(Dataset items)

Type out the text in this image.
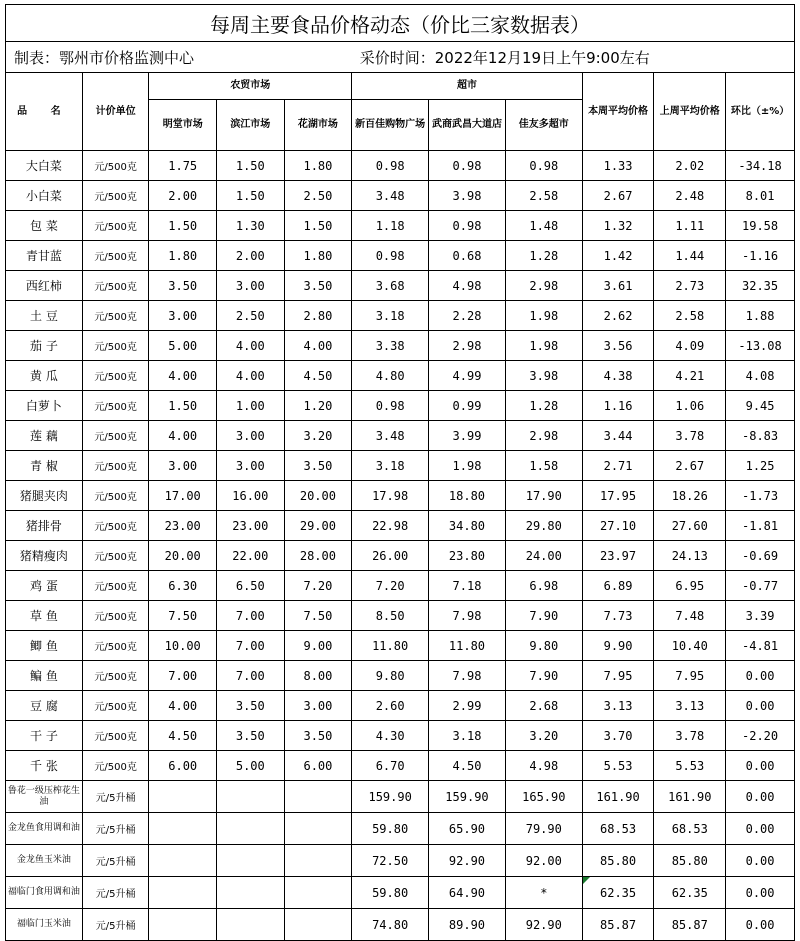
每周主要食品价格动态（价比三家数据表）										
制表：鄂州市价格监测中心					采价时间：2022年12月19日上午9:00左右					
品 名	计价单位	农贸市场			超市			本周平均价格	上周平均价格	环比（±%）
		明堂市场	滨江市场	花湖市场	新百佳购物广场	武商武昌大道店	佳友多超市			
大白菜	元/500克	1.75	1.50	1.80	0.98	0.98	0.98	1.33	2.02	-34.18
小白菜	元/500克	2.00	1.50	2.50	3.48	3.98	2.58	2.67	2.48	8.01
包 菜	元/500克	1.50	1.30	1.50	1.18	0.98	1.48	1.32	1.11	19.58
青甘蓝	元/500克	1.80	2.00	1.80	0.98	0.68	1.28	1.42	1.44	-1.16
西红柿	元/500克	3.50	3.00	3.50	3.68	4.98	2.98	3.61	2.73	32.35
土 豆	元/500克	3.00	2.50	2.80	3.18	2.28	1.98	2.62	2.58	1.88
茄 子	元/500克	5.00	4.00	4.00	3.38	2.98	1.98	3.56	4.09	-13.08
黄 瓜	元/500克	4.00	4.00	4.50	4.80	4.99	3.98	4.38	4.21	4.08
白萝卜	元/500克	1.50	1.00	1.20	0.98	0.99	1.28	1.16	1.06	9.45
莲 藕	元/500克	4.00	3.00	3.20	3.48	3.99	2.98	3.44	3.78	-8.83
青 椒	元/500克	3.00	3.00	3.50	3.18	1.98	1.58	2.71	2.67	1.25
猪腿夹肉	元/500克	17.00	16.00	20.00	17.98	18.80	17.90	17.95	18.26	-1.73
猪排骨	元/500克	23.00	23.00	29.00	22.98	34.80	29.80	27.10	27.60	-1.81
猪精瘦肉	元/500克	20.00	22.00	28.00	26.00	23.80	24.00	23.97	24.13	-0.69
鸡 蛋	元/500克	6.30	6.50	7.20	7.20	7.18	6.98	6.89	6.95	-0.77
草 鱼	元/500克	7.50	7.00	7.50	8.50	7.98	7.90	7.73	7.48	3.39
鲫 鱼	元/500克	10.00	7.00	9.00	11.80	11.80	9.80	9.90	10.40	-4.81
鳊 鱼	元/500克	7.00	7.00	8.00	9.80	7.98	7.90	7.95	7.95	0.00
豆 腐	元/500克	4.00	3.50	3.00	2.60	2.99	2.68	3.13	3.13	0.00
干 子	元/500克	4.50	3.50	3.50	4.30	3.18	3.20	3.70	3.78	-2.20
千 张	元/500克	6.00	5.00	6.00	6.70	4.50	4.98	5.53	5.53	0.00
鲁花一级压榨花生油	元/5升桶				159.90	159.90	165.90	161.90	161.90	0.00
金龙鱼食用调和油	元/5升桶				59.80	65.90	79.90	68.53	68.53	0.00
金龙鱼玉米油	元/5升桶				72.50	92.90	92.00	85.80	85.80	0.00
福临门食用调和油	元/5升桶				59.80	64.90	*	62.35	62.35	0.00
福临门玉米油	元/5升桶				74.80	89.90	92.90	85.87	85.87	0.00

STATED GOAL
Reproduce every record above exactly, omitting the pictures.

OUTPUT OF THE TASK
Type out the text in this image.
每周主要食品价格动态（价比三家数据表）										
制表：鄂州市价格监测中心					采价时间：2022年12月19日上午9:00左右					
品 名	计价单位	农贸市场			超市			本周平均价格	上周平均价格	环比（±%）
		明堂市场	滨江市场	花湖市场	新百佳购物广场	武商武昌大道店	佳友多超市			
大白菜	元/500克	1.75	1.50	1.80	0.98	0.98	0.98	1.33	2.02	-34.18
小白菜	元/500克	2.00	1.50	2.50	3.48	3.98	2.58	2.67	2.48	8.01
包 菜	元/500克	1.50	1.30	1.50	1.18	0.98	1.48	1.32	1.11	19.58
青甘蓝	元/500克	1.80	2.00	1.80	0.98	0.68	1.28	1.42	1.44	-1.16
西红柿	元/500克	3.50	3.00	3.50	3.68	4.98	2.98	3.61	2.73	32.35
土 豆	元/500克	3.00	2.50	2.80	3.18	2.28	1.98	2.62	2.58	1.88
茄 子	元/500克	5.00	4.00	4.00	3.38	2.98	1.98	3.56	4.09	-13.08
黄 瓜	元/500克	4.00	4.00	4.50	4.80	4.99	3.98	4.38	4.21	4.08
白萝卜	元/500克	1.50	1.00	1.20	0.98	0.99	1.28	1.16	1.06	9.45
莲 藕	元/500克	4.00	3.00	3.20	3.48	3.99	2.98	3.44	3.78	-8.83
青 椒	元/500克	3.00	3.00	3.50	3.18	1.98	1.58	2.71	2.67	1.25
猪腿夹肉	元/500克	17.00	16.00	20.00	17.98	18.80	17.90	17.95	18.26	-1.73
猪排骨	元/500克	23.00	23.00	29.00	22.98	34.80	29.80	27.10	27.60	-1.81
猪精瘦肉	元/500克	20.00	22.00	28.00	26.00	23.80	24.00	23.97	24.13	-0.69
鸡 蛋	元/500克	6.30	6.50	7.20	7.20	7.18	6.98	6.89	6.95	-0.77
草 鱼	元/500克	7.50	7.00	7.50	8.50	7.98	7.90	7.73	7.48	3.39
鲫 鱼	元/500克	10.00	7.00	9.00	11.80	11.80	9.80	9.90	10.40	-4.81
鳊 鱼	元/500克	7.00	7.00	8.00	9.80	7.98	7.90	7.95	7.95	0.00
豆 腐	元/500克	4.00	3.50	3.00	2.60	2.99	2.68	3.13	3.13	0.00
干 子	元/500克	4.50	3.50	3.50	4.30	3.18	3.20	3.70	3.78	-2.20
千 张	元/500克	6.00	5.00	6.00	6.70	4.50	4.98	5.53	5.53	0.00
鲁花一级压榨花生油	元/5升桶				159.90	159.90	165.90	161.90	161.90	0.00
金龙鱼食用调和油	元/5升桶				59.80	65.90	79.90	68.53	68.53	0.00
金龙鱼玉米油	元/5升桶				72.50	92.90	92.00	85.80	85.80	0.00
福临门食用调和油	元/5升桶				59.80	64.90	*	62.35	62.35	0.00
福临门玉米油	元/5升桶				74.80	89.90	92.90	85.87	85.87	0.00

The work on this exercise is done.